The problem: Tally up the lines that include "JSON" and state that number by itself.

start

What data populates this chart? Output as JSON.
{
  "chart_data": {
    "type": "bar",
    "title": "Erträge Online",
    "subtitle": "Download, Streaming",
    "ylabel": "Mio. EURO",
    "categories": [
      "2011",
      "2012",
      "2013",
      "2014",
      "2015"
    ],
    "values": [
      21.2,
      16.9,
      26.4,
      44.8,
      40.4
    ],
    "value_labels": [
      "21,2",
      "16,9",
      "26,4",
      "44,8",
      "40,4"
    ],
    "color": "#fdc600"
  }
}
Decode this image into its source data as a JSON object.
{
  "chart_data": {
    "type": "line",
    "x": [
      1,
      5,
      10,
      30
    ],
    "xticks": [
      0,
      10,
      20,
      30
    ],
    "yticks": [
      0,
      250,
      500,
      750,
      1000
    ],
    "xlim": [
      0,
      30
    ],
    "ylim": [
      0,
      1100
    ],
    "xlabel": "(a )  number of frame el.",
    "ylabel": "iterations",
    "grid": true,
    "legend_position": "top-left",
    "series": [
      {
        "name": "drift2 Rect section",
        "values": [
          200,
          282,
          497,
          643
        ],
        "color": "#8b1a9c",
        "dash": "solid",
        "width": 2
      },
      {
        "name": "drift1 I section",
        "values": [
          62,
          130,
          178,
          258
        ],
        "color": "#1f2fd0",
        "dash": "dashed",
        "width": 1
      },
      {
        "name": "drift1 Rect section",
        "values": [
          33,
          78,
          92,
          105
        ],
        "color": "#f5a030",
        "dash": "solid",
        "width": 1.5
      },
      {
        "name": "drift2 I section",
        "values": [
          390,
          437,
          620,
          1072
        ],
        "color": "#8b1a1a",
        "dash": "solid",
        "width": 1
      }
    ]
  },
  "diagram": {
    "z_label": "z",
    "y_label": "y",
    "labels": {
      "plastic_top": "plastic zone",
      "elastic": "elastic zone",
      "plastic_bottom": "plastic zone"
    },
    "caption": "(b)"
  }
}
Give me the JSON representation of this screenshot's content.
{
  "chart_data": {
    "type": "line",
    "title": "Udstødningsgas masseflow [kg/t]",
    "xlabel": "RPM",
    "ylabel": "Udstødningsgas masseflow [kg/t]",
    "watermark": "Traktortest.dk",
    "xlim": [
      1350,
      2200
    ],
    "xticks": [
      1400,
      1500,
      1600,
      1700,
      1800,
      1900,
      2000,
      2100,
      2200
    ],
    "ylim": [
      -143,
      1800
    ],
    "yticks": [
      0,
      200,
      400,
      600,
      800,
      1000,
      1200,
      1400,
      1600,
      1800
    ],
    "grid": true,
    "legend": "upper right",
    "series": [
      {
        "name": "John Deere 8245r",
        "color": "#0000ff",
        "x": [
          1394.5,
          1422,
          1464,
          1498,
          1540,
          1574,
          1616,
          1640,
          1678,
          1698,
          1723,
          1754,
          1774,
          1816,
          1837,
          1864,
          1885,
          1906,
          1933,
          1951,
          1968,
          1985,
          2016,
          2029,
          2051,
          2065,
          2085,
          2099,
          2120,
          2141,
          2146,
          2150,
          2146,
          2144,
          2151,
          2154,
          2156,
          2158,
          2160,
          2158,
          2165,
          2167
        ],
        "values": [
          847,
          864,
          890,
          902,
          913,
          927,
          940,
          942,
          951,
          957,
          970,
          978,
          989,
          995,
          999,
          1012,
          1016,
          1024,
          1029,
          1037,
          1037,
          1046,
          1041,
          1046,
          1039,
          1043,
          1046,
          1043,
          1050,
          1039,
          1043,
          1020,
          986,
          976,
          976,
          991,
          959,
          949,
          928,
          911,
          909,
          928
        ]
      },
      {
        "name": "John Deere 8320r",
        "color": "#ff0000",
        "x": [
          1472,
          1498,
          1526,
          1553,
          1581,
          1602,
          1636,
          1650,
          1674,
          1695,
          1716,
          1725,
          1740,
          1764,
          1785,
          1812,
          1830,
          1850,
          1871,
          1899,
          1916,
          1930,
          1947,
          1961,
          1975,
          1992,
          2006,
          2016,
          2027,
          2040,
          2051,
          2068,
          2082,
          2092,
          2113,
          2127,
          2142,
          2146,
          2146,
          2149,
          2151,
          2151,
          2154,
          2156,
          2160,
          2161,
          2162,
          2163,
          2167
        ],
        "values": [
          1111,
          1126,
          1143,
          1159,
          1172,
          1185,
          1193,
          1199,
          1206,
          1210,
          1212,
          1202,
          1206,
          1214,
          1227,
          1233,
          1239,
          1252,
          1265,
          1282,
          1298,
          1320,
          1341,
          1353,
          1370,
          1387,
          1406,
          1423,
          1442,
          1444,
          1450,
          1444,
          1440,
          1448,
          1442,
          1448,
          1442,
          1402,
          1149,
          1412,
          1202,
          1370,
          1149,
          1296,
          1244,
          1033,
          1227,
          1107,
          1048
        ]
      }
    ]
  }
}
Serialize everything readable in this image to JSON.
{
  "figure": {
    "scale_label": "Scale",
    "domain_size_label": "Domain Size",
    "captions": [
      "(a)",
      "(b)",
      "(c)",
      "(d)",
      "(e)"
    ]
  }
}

end

Final answer: 4